Take the listing and print it in full, exactly as given.

## Begin

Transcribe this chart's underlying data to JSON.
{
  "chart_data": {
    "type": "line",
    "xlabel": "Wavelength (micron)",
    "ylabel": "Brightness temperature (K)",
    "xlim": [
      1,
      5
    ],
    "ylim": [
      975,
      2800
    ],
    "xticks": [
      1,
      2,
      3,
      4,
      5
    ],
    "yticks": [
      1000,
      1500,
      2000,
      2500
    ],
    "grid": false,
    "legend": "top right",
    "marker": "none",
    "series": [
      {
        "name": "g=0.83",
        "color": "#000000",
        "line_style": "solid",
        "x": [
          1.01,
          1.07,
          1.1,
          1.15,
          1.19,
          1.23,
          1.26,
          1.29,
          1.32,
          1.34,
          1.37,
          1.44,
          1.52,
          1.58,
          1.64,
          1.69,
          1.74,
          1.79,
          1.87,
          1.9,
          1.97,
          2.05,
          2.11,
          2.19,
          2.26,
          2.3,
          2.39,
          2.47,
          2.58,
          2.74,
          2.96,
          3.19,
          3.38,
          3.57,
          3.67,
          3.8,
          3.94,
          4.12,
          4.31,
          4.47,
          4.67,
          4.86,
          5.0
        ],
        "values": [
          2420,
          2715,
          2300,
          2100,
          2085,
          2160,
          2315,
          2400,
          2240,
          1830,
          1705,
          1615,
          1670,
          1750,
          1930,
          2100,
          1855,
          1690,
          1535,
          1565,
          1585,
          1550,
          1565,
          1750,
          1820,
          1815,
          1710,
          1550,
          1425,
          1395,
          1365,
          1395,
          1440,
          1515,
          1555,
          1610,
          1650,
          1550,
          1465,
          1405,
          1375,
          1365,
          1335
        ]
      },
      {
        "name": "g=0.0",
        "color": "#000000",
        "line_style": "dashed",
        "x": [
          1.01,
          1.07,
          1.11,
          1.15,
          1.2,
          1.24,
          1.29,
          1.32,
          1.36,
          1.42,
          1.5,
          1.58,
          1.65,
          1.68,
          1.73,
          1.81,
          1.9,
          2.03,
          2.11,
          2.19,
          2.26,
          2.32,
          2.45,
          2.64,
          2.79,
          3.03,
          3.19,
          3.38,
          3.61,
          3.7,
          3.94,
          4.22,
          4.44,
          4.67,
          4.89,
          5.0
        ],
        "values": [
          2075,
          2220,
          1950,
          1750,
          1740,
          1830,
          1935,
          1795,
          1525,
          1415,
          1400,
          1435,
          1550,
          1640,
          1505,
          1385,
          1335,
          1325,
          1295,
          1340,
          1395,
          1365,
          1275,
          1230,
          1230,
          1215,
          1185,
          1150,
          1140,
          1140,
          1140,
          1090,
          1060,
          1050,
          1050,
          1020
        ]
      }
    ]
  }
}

## End

Solution for this exercise
Transcribe this chart's underlying data to JSON.
{
  "chart_data": {
    "type": "line",
    "xlabel": "Wavelength (micron)",
    "ylabel": "Brightness temperature (K)",
    "xlim": [
      1,
      5
    ],
    "ylim": [
      975,
      2800
    ],
    "xticks": [
      1,
      2,
      3,
      4,
      5
    ],
    "yticks": [
      1000,
      1500,
      2000,
      2500
    ],
    "grid": false,
    "legend": "top right",
    "marker": "none",
    "series": [
      {
        "name": "g=0.83",
        "color": "#000000",
        "line_style": "solid",
        "x": [
          1.01,
          1.07,
          1.1,
          1.15,
          1.19,
          1.23,
          1.26,
          1.29,
          1.32,
          1.34,
          1.37,
          1.44,
          1.52,
          1.58,
          1.64,
          1.69,
          1.74,
          1.79,
          1.87,
          1.9,
          1.97,
          2.05,
          2.11,
          2.19,
          2.26,
          2.3,
          2.39,
          2.47,
          2.58,
          2.74,
          2.96,
          3.19,
          3.38,
          3.57,
          3.67,
          3.8,
          3.94,
          4.12,
          4.31,
          4.47,
          4.67,
          4.86,
          5.0
        ],
        "values": [
          2420,
          2715,
          2300,
          2100,
          2085,
          2160,
          2315,
          2400,
          2240,
          1830,
          1705,
          1615,
          1670,
          1750,
          1930,
          2100,
          1855,
          1690,
          1535,
          1565,
          1585,
          1550,
          1565,
          1750,
          1820,
          1815,
          1710,
          1550,
          1425,
          1395,
          1365,
          1395,
          1440,
          1515,
          1555,
          1610,
          1650,
          1550,
          1465,
          1405,
          1375,
          1365,
          1335
        ]
      },
      {
        "name": "g=0.0",
        "color": "#000000",
        "line_style": "dashed",
        "x": [
          1.01,
          1.07,
          1.11,
          1.15,
          1.2,
          1.24,
          1.29,
          1.32,
          1.36,
          1.42,
          1.5,
          1.58,
          1.65,
          1.68,
          1.73,
          1.81,
          1.9,
          2.03,
          2.11,
          2.19,
          2.26,
          2.32,
          2.45,
          2.64,
          2.79,
          3.03,
          3.19,
          3.38,
          3.61,
          3.7,
          3.94,
          4.22,
          4.44,
          4.67,
          4.89,
          5.0
        ],
        "values": [
          2075,
          2220,
          1950,
          1750,
          1740,
          1830,
          1935,
          1795,
          1525,
          1415,
          1400,
          1435,
          1550,
          1640,
          1505,
          1385,
          1335,
          1325,
          1295,
          1340,
          1395,
          1365,
          1275,
          1230,
          1230,
          1215,
          1185,
          1150,
          1140,
          1140,
          1140,
          1090,
          1060,
          1050,
          1050,
          1020
        ]
      }
    ]
  }
}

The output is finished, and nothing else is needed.